● Exercise directions
All of the material below is to be restated word for word, apart from the pictures.

(Data items)
%%
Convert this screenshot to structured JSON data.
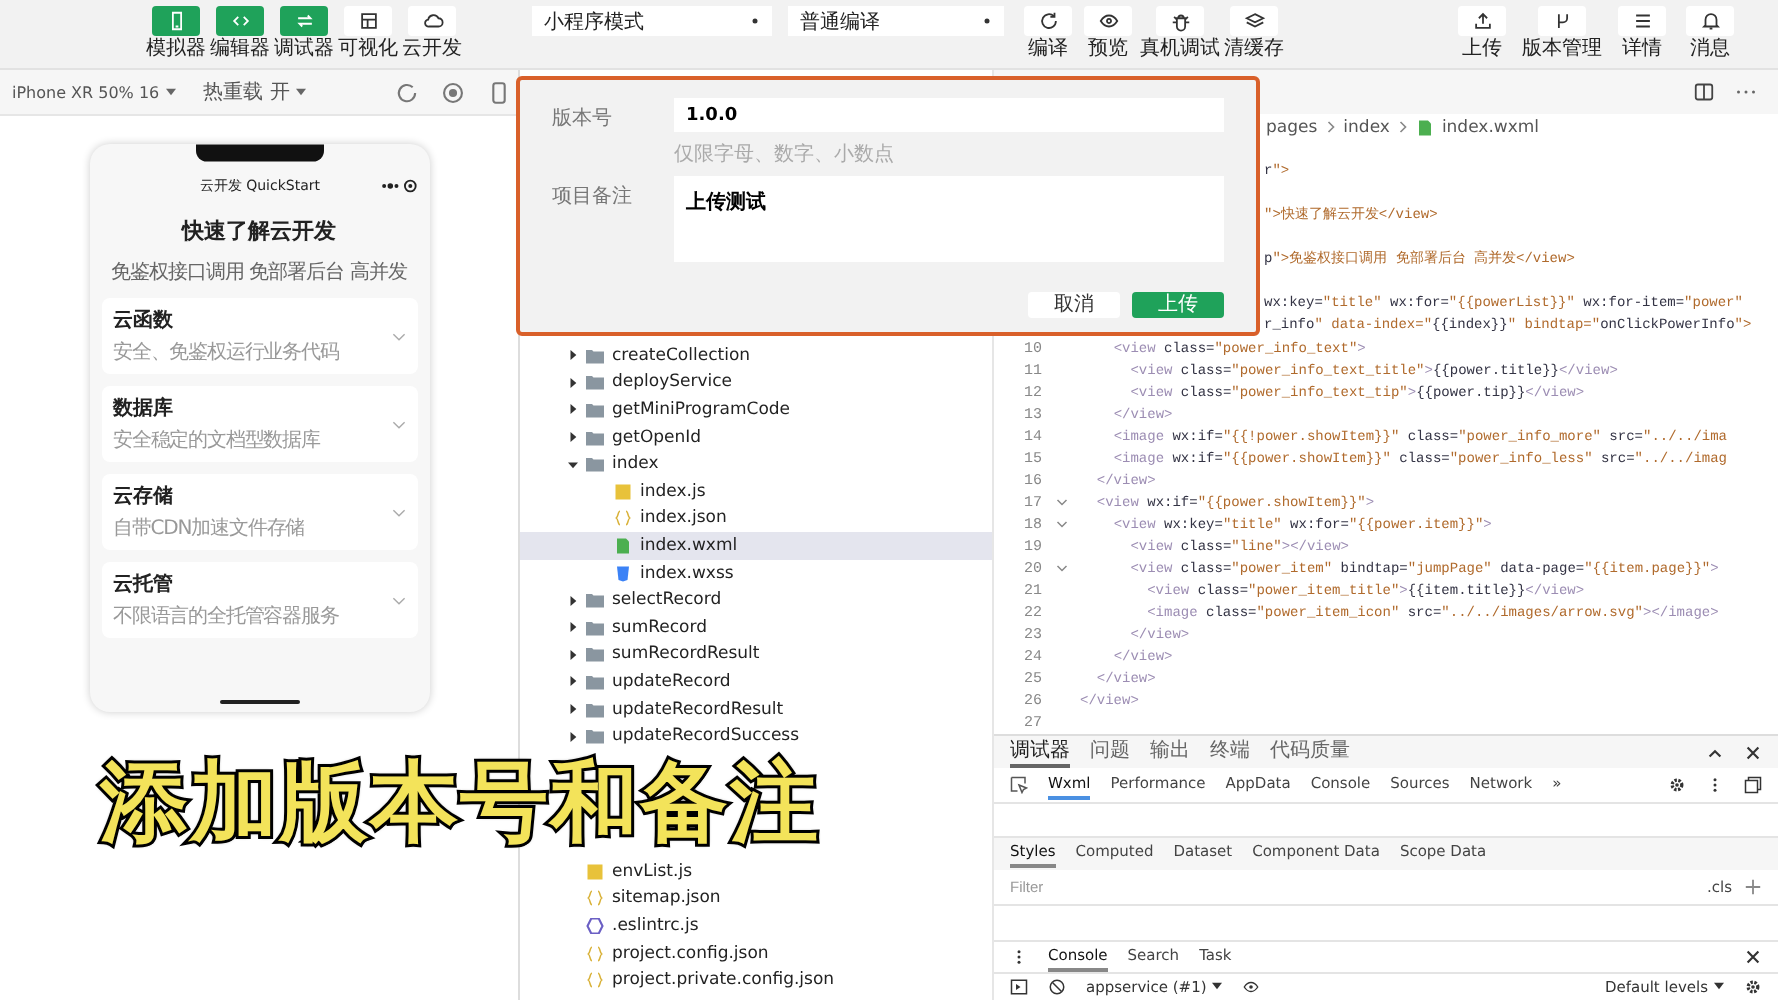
{
  "toolbar": {
    "views": [
      {
        "label": "模拟器",
        "on": true
      },
      {
        "label": "编辑器",
        "on": true
      },
      {
        "label": "调试器",
        "on": true
      },
      {
        "label": "可视化",
        "on": false
      },
      {
        "label": "云开发",
        "on": false
      }
    ],
    "mode_select": "小程序模式",
    "compile_select": "普通编译",
    "actions": [
      {
        "label": "编译"
      },
      {
        "label": "预览"
      },
      {
        "label": "真机调试"
      },
      {
        "label": "清缓存"
      }
    ],
    "right": [
      {
        "label": "上传"
      },
      {
        "label": "版本管理"
      },
      {
        "label": "详情"
      },
      {
        "label": "消息"
      }
    ]
  },
  "simulator": {
    "device": "iPhone XR 50% 16",
    "hot_reload": "热重载 开",
    "phone": {
      "nav_title": "云开发 QuickStart",
      "heading": "快速了解云开发",
      "subheading": "免鉴权接口调用 免部署后台 高并发",
      "cards": [
        {
          "title": "云函数",
          "desc": "安全、免鉴权运行业务代码"
        },
        {
          "title": "数据库",
          "desc": "安全稳定的文档型数据库"
        },
        {
          "title": "云存储",
          "desc": "自带CDN加速文件存储"
        },
        {
          "title": "云托管",
          "desc": "不限语言的全托管容器服务"
        }
      ]
    }
  },
  "file_tree": {
    "upper": [
      {
        "name": "createCollection",
        "kind": "folder",
        "expanded": false,
        "selected": false
      },
      {
        "name": "deployService",
        "kind": "folder",
        "expanded": false,
        "selected": false
      },
      {
        "name": "getMiniProgramCode",
        "kind": "folder",
        "expanded": false,
        "selected": false
      },
      {
        "name": "getOpenId",
        "kind": "folder",
        "expanded": false,
        "selected": false
      },
      {
        "name": "index",
        "kind": "folder",
        "expanded": true,
        "selected": false,
        "children": [
          {
            "name": "index.js",
            "kind": "js",
            "selected": false
          },
          {
            "name": "index.json",
            "kind": "json",
            "selected": false
          },
          {
            "name": "index.wxml",
            "kind": "wxml",
            "selected": true
          },
          {
            "name": "index.wxss",
            "kind": "wxss",
            "selected": false
          }
        ]
      },
      {
        "name": "selectRecord",
        "kind": "folder",
        "expanded": false,
        "selected": false
      },
      {
        "name": "sumRecord",
        "kind": "folder",
        "expanded": false,
        "selected": false
      },
      {
        "name": "sumRecordResult",
        "kind": "folder",
        "expanded": false,
        "selected": false
      },
      {
        "name": "updateRecord",
        "kind": "folder",
        "expanded": false,
        "selected": false
      },
      {
        "name": "updateRecordResult",
        "kind": "folder",
        "expanded": false,
        "selected": false
      },
      {
        "name": "updateRecordSuccess",
        "kind": "folder",
        "expanded": false,
        "selected": false
      }
    ],
    "lower": [
      {
        "name": "envList.js",
        "kind": "js",
        "selected": false
      },
      {
        "name": "sitemap.json",
        "kind": "json",
        "selected": false
      },
      {
        "name": ".eslintrc.js",
        "kind": "eslint",
        "selected": false
      },
      {
        "name": "project.config.json",
        "kind": "json",
        "selected": false
      },
      {
        "name": "project.private.config.json",
        "kind": "json",
        "selected": false
      }
    ]
  },
  "editor": {
    "breadcrumb": [
      "pages",
      "index",
      "index.wxml"
    ],
    "fragments": [
      "r\">",
      "\">快速了解云开发</view>",
      "p\">免鉴权接口调用 免部署后台 高并发</view>",
      "wx:key=\"title\" wx:for=\"{{powerList}}\" wx:for-item=\"power\"",
      "r_info\" data-index=\"{{index}}\" bindtap=\"onClickPowerInfo\">"
    ],
    "lines": [
      {
        "number": "10",
        "code": "    <view class=\"power_info_text\">",
        "fold": false
      },
      {
        "number": "11",
        "code": "      <view class=\"power_info_text_title\">{{power.title}}</view>",
        "fold": false
      },
      {
        "number": "12",
        "code": "      <view class=\"power_info_text_tip\">{{power.tip}}</view>",
        "fold": false
      },
      {
        "number": "13",
        "code": "    </view>",
        "fold": false
      },
      {
        "number": "14",
        "code": "    <image wx:if=\"{{!power.showItem}}\" class=\"power_info_more\" src=\"../../ima",
        "fold": false
      },
      {
        "number": "15",
        "code": "    <image wx:if=\"{{power.showItem}}\" class=\"power_info_less\" src=\"../../imag",
        "fold": false
      },
      {
        "number": "16",
        "code": "  </view>",
        "fold": false
      },
      {
        "number": "17",
        "code": "  <view wx:if=\"{{power.showItem}}\">",
        "fold": true
      },
      {
        "number": "18",
        "code": "    <view wx:key=\"title\" wx:for=\"{{power.item}}\">",
        "fold": true
      },
      {
        "number": "19",
        "code": "      <view class=\"line\"></view>",
        "fold": false
      },
      {
        "number": "20",
        "code": "      <view class=\"power_item\" bindtap=\"jumpPage\" data-page=\"{{item.page}}\">",
        "fold": true
      },
      {
        "number": "21",
        "code": "        <view class=\"power_item_title\">{{item.title}}</view>",
        "fold": false
      },
      {
        "number": "22",
        "code": "        <image class=\"power_item_icon\" src=\"../../images/arrow.svg\"></image>",
        "fold": false
      },
      {
        "number": "23",
        "code": "      </view>",
        "fold": false
      },
      {
        "number": "24",
        "code": "    </view>",
        "fold": false
      },
      {
        "number": "25",
        "code": "  </view>",
        "fold": false
      },
      {
        "number": "26",
        "code": "</view>",
        "fold": false
      },
      {
        "number": "27",
        "fold": false
      }
    ]
  },
  "dialog": {
    "fields": [
      {
        "kind": "input",
        "label": "版本号",
        "value": "1.0.0",
        "hint": "仅限字母、数字、小数点"
      },
      {
        "kind": "textarea",
        "label": "项目备注",
        "value": "上传测试"
      }
    ],
    "buttons": [
      {
        "label": "取消",
        "primary": false
      },
      {
        "label": "上传",
        "primary": true
      }
    ]
  },
  "caption": "添加版本号和备注",
  "debugger": {
    "tabs": [
      {
        "label": "调试器",
        "selected": true
      },
      {
        "label": "问题",
        "selected": false
      },
      {
        "label": "输出",
        "selected": false
      },
      {
        "label": "终端",
        "selected": false
      },
      {
        "label": "代码质量",
        "selected": false
      }
    ],
    "panels": [
      {
        "label": "Wxml",
        "selected": true
      },
      {
        "label": "Performance",
        "selected": false
      },
      {
        "label": "AppData",
        "selected": false
      },
      {
        "label": "Console",
        "selected": false
      },
      {
        "label": "Sources",
        "selected": false
      },
      {
        "label": "Network",
        "selected": false
      }
    ],
    "more": "»",
    "style_tabs": [
      {
        "label": "Styles",
        "selected": true
      },
      {
        "label": "Computed",
        "selected": false
      },
      {
        "label": "Dataset",
        "selected": false
      },
      {
        "label": "Component Data",
        "selected": false
      },
      {
        "label": "Scope Data",
        "selected": false
      }
    ],
    "filter_placeholder": "Filter",
    "cls": ".cls",
    "drawer_tabs": [
      {
        "label": "Console",
        "selected": true
      },
      {
        "label": "Search",
        "selected": false
      },
      {
        "label": "Task",
        "selected": false
      }
    ],
    "context": "appservice (#1)",
    "levels": "Default levels"
  }
}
%%
● Solution to this task
Convert this screenshot to structured JSON data.
{
  "toolbar": {
    "views": [
      {
        "label": "模拟器",
        "on": true
      },
      {
        "label": "编辑器",
        "on": true
      },
      {
        "label": "调试器",
        "on": true
      },
      {
        "label": "可视化",
        "on": false
      },
      {
        "label": "云开发",
        "on": false
      }
    ],
    "mode_select": "小程序模式",
    "compile_select": "普通编译",
    "actions": [
      {
        "label": "编译"
      },
      {
        "label": "预览"
      },
      {
        "label": "真机调试"
      },
      {
        "label": "清缓存"
      }
    ],
    "right": [
      {
        "label": "上传"
      },
      {
        "label": "版本管理"
      },
      {
        "label": "详情"
      },
      {
        "label": "消息"
      }
    ]
  },
  "simulator": {
    "device": "iPhone XR 50% 16",
    "hot_reload": "热重载 开",
    "phone": {
      "nav_title": "云开发 QuickStart",
      "heading": "快速了解云开发",
      "subheading": "免鉴权接口调用 免部署后台 高并发",
      "cards": [
        {
          "title": "云函数",
          "desc": "安全、免鉴权运行业务代码"
        },
        {
          "title": "数据库",
          "desc": "安全稳定的文档型数据库"
        },
        {
          "title": "云存储",
          "desc": "自带CDN加速文件存储"
        },
        {
          "title": "云托管",
          "desc": "不限语言的全托管容器服务"
        }
      ]
    }
  },
  "file_tree": {
    "upper": [
      {
        "name": "createCollection",
        "kind": "folder",
        "expanded": false,
        "selected": false
      },
      {
        "name": "deployService",
        "kind": "folder",
        "expanded": false,
        "selected": false
      },
      {
        "name": "getMiniProgramCode",
        "kind": "folder",
        "expanded": false,
        "selected": false
      },
      {
        "name": "getOpenId",
        "kind": "folder",
        "expanded": false,
        "selected": false
      },
      {
        "name": "index",
        "kind": "folder",
        "expanded": true,
        "selected": false,
        "children": [
          {
            "name": "index.js",
            "kind": "js",
            "selected": false
          },
          {
            "name": "index.json",
            "kind": "json",
            "selected": false
          },
          {
            "name": "index.wxml",
            "kind": "wxml",
            "selected": true
          },
          {
            "name": "index.wxss",
            "kind": "wxss",
            "selected": false
          }
        ]
      },
      {
        "name": "selectRecord",
        "kind": "folder",
        "expanded": false,
        "selected": false
      },
      {
        "name": "sumRecord",
        "kind": "folder",
        "expanded": false,
        "selected": false
      },
      {
        "name": "sumRecordResult",
        "kind": "folder",
        "expanded": false,
        "selected": false
      },
      {
        "name": "updateRecord",
        "kind": "folder",
        "expanded": false,
        "selected": false
      },
      {
        "name": "updateRecordResult",
        "kind": "folder",
        "expanded": false,
        "selected": false
      },
      {
        "name": "updateRecordSuccess",
        "kind": "folder",
        "expanded": false,
        "selected": false
      }
    ],
    "lower": [
      {
        "name": "envList.js",
        "kind": "js",
        "selected": false
      },
      {
        "name": "sitemap.json",
        "kind": "json",
        "selected": false
      },
      {
        "name": ".eslintrc.js",
        "kind": "eslint",
        "selected": false
      },
      {
        "name": "project.config.json",
        "kind": "json",
        "selected": false
      },
      {
        "name": "project.private.config.json",
        "kind": "json",
        "selected": false
      }
    ]
  },
  "editor": {
    "breadcrumb": [
      "pages",
      "index",
      "index.wxml"
    ],
    "fragments": [
      "r\">",
      "\">快速了解云开发</view>",
      "p\">免鉴权接口调用 免部署后台 高并发</view>",
      "wx:key=\"title\" wx:for=\"{{powerList}}\" wx:for-item=\"power\"",
      "r_info\" data-index=\"{{index}}\" bindtap=\"onClickPowerInfo\">"
    ],
    "lines": [
      {
        "number": "10",
        "code": "    <view class=\"power_info_text\">",
        "fold": false
      },
      {
        "number": "11",
        "code": "      <view class=\"power_info_text_title\">{{power.title}}</view>",
        "fold": false
      },
      {
        "number": "12",
        "code": "      <view class=\"power_info_text_tip\">{{power.tip}}</view>",
        "fold": false
      },
      {
        "number": "13",
        "code": "    </view>",
        "fold": false
      },
      {
        "number": "14",
        "code": "    <image wx:if=\"{{!power.showItem}}\" class=\"power_info_more\" src=\"../../ima",
        "fold": false
      },
      {
        "number": "15",
        "code": "    <image wx:if=\"{{power.showItem}}\" class=\"power_info_less\" src=\"../../imag",
        "fold": false
      },
      {
        "number": "16",
        "code": "  </view>",
        "fold": false
      },
      {
        "number": "17",
        "code": "  <view wx:if=\"{{power.showItem}}\">",
        "fold": true
      },
      {
        "number": "18",
        "code": "    <view wx:key=\"title\" wx:for=\"{{power.item}}\">",
        "fold": true
      },
      {
        "number": "19",
        "code": "      <view class=\"line\"></view>",
        "fold": false
      },
      {
        "number": "20",
        "code": "      <view class=\"power_item\" bindtap=\"jumpPage\" data-page=\"{{item.page}}\">",
        "fold": true
      },
      {
        "number": "21",
        "code": "        <view class=\"power_item_title\">{{item.title}}</view>",
        "fold": false
      },
      {
        "number": "22",
        "code": "        <image class=\"power_item_icon\" src=\"../../images/arrow.svg\"></image>",
        "fold": false
      },
      {
        "number": "23",
        "code": "      </view>",
        "fold": false
      },
      {
        "number": "24",
        "code": "    </view>",
        "fold": false
      },
      {
        "number": "25",
        "code": "  </view>",
        "fold": false
      },
      {
        "number": "26",
        "code": "</view>",
        "fold": false
      },
      {
        "number": "27",
        "fold": false
      }
    ]
  },
  "dialog": {
    "fields": [
      {
        "kind": "input",
        "label": "版本号",
        "value": "1.0.0",
        "hint": "仅限字母、数字、小数点"
      },
      {
        "kind": "textarea",
        "label": "项目备注",
        "value": "上传测试"
      }
    ],
    "buttons": [
      {
        "label": "取消",
        "primary": false
      },
      {
        "label": "上传",
        "primary": true
      }
    ]
  },
  "caption": "添加版本号和备注",
  "debugger": {
    "tabs": [
      {
        "label": "调试器",
        "selected": true
      },
      {
        "label": "问题",
        "selected": false
      },
      {
        "label": "输出",
        "selected": false
      },
      {
        "label": "终端",
        "selected": false
      },
      {
        "label": "代码质量",
        "selected": false
      }
    ],
    "panels": [
      {
        "label": "Wxml",
        "selected": true
      },
      {
        "label": "Performance",
        "selected": false
      },
      {
        "label": "AppData",
        "selected": false
      },
      {
        "label": "Console",
        "selected": false
      },
      {
        "label": "Sources",
        "selected": false
      },
      {
        "label": "Network",
        "selected": false
      }
    ],
    "more": "»",
    "style_tabs": [
      {
        "label": "Styles",
        "selected": true
      },
      {
        "label": "Computed",
        "selected": false
      },
      {
        "label": "Dataset",
        "selected": false
      },
      {
        "label": "Component Data",
        "selected": false
      },
      {
        "label": "Scope Data",
        "selected": false
      }
    ],
    "filter_placeholder": "Filter",
    "cls": ".cls",
    "drawer_tabs": [
      {
        "label": "Console",
        "selected": true
      },
      {
        "label": "Search",
        "selected": false
      },
      {
        "label": "Task",
        "selected": false
      }
    ],
    "context": "appservice (#1)",
    "levels": "Default levels"
  }
}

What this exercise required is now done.